--- START RECORDS ---
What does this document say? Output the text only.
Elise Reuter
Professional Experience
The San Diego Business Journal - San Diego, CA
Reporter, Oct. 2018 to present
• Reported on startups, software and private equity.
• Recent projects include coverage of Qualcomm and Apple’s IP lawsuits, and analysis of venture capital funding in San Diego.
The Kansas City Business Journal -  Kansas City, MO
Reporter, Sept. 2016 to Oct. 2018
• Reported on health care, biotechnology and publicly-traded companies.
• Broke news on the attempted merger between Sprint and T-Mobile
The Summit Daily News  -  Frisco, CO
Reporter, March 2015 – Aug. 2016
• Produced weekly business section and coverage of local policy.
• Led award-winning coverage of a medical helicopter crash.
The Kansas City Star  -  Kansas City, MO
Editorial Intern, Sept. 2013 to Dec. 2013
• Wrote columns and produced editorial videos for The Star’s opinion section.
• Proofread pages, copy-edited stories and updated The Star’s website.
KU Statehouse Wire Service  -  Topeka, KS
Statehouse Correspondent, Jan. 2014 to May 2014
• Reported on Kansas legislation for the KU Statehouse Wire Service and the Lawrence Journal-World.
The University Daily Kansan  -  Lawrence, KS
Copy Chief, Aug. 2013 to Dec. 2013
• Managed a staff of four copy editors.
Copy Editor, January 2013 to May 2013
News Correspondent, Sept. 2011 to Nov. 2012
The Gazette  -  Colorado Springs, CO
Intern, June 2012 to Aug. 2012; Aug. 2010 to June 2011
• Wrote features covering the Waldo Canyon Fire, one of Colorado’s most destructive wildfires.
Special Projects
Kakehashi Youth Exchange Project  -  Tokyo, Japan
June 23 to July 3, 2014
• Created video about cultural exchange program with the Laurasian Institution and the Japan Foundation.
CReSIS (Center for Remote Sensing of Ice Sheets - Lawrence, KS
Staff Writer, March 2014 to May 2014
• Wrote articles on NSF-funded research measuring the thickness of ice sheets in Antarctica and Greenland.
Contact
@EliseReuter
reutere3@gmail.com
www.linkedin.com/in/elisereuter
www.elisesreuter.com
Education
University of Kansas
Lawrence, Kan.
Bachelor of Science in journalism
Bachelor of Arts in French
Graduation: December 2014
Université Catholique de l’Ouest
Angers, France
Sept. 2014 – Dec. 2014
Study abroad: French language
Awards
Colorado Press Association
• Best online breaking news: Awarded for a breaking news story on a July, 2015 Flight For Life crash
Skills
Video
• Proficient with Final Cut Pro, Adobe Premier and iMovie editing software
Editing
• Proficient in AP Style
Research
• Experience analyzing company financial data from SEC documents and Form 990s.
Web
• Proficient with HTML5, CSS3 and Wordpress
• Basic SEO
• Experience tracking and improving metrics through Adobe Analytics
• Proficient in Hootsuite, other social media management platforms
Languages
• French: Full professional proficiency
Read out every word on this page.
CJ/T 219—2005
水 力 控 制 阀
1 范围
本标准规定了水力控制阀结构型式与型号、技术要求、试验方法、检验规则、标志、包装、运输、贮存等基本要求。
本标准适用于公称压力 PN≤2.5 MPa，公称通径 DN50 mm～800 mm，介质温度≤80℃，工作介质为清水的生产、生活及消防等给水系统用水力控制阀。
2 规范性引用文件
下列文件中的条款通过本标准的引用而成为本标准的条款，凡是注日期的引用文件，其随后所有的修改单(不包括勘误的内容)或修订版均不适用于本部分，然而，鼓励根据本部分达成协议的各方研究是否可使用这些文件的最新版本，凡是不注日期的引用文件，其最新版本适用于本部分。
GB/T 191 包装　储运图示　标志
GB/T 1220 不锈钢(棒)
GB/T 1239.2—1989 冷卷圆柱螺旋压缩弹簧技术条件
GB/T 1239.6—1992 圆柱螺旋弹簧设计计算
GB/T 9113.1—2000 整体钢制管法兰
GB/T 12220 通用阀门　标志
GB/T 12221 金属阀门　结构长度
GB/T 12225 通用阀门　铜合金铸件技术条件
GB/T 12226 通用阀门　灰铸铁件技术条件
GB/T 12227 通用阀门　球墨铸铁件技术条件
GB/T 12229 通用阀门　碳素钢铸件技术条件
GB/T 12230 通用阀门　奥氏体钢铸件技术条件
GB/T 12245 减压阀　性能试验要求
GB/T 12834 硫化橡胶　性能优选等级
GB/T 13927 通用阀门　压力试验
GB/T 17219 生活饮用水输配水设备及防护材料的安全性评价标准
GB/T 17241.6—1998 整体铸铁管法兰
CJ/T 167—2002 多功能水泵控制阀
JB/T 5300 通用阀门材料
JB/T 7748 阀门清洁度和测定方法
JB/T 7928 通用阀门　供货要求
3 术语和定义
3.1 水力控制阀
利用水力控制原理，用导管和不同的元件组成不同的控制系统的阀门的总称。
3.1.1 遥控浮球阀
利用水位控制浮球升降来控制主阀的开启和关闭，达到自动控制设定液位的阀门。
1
--- END RECORDS ---
WHAT YOU SHOULD DO
Extract the data in full. Keep it word for word.

OUTPUT OF THE EXERCISE
What does this document say? Output the text only.
Elise Reuter
Professional Experience
The San Diego Business Journal - San Diego, CA
Reporter, Oct. 2018 to present
• Reported on startups, software and private equity.
• Recent projects include coverage of Qualcomm and Apple’s IP lawsuits, and analysis of venture capital funding in San Diego.
The Kansas City Business Journal -  Kansas City, MO
Reporter, Sept. 2016 to Oct. 2018
• Reported on health care, biotechnology and publicly-traded companies.
• Broke news on the attempted merger between Sprint and T-Mobile
The Summit Daily News  -  Frisco, CO
Reporter, March 2015 – Aug. 2016
• Produced weekly business section and coverage of local policy.
• Led award-winning coverage of a medical helicopter crash.
The Kansas City Star  -  Kansas City, MO
Editorial Intern, Sept. 2013 to Dec. 2013
• Wrote columns and produced editorial videos for The Star’s opinion section.
• Proofread pages, copy-edited stories and updated The Star’s website.
KU Statehouse Wire Service  -  Topeka, KS
Statehouse Correspondent, Jan. 2014 to May 2014
• Reported on Kansas legislation for the KU Statehouse Wire Service and the Lawrence Journal-World.
The University Daily Kansan  -  Lawrence, KS
Copy Chief, Aug. 2013 to Dec. 2013
• Managed a staff of four copy editors.
Copy Editor, January 2013 to May 2013
News Correspondent, Sept. 2011 to Nov. 2012
The Gazette  -  Colorado Springs, CO
Intern, June 2012 to Aug. 2012; Aug. 2010 to June 2011
• Wrote features covering the Waldo Canyon Fire, one of Colorado’s most destructive wildfires.
Special Projects
Kakehashi Youth Exchange Project  -  Tokyo, Japan
June 23 to July 3, 2014
• Created video about cultural exchange program with the Laurasian Institution and the Japan Foundation.
CReSIS (Center for Remote Sensing of Ice Sheets - Lawrence, KS
Staff Writer, March 2014 to May 2014
• Wrote articles on NSF-funded research measuring the thickness of ice sheets in Antarctica and Greenland.
Contact
@EliseReuter
reutere3@gmail.com
www.linkedin.com/in/elisereuter
www.elisesreuter.com
Education
University of Kansas
Lawrence, Kan.
Bachelor of Science in journalism
Bachelor of Arts in French
Graduation: December 2014
Université Catholique de l’Ouest
Angers, France
Sept. 2014 – Dec. 2014
Study abroad: French language
Awards
Colorado Press Association
• Best online breaking news: Awarded for a breaking news story on a July, 2015 Flight For Life crash
Skills
Video
• Proficient with Final Cut Pro, Adobe Premier and iMovie editing software
Editing
• Proficient in AP Style
Research
• Experience analyzing company financial data from SEC documents and Form 990s.
Web
• Proficient with HTML5, CSS3 and Wordpress
• Basic SEO
• Experience tracking and improving metrics through Adobe Analytics
• Proficient in Hootsuite, other social media management platforms
Languages
• French: Full professional proficiency
Read out every word on this page.
CJ/T 219—2005
水 力 控 制 阀
1 范围
本标准规定了水力控制阀结构型式与型号、技术要求、试验方法、检验规则、标志、包装、运输、贮存等基本要求。
本标准适用于公称压力 PN≤2.5 MPa，公称通径 DN50 mm～800 mm，介质温度≤80℃，工作介质为清水的生产、生活及消防等给水系统用水力控制阀。
2 规范性引用文件
下列文件中的条款通过本标准的引用而成为本标准的条款，凡是注日期的引用文件，其随后所有的修改单(不包括勘误的内容)或修订版均不适用于本部分，然而，鼓励根据本部分达成协议的各方研究是否可使用这些文件的最新版本，凡是不注日期的引用文件，其最新版本适用于本部分。
GB/T 191 包装　储运图示　标志
GB/T 1220 不锈钢(棒)
GB/T 1239.2—1989 冷卷圆柱螺旋压缩弹簧技术条件
GB/T 1239.6—1992 圆柱螺旋弹簧设计计算
GB/T 9113.1—2000 整体钢制管法兰
GB/T 12220 通用阀门　标志
GB/T 12221 金属阀门　结构长度
GB/T 12225 通用阀门　铜合金铸件技术条件
GB/T 12226 通用阀门　灰铸铁件技术条件
GB/T 12227 通用阀门　球墨铸铁件技术条件
GB/T 12229 通用阀门　碳素钢铸件技术条件
GB/T 12230 通用阀门　奥氏体钢铸件技术条件
GB/T 12245 减压阀　性能试验要求
GB/T 12834 硫化橡胶　性能优选等级
GB/T 13927 通用阀门　压力试验
GB/T 17219 生活饮用水输配水设备及防护材料的安全性评价标准
GB/T 17241.6—1998 整体铸铁管法兰
CJ/T 167—2002 多功能水泵控制阀
JB/T 5300 通用阀门材料
JB/T 7748 阀门清洁度和测定方法
JB/T 7928 通用阀门　供货要求
3 术语和定义
3.1 水力控制阀
利用水力控制原理，用导管和不同的元件组成不同的控制系统的阀门的总称。
3.1.1 遥控浮球阀
利用水位控制浮球升降来控制主阀的开启和关闭，达到自动控制设定液位的阀门。
1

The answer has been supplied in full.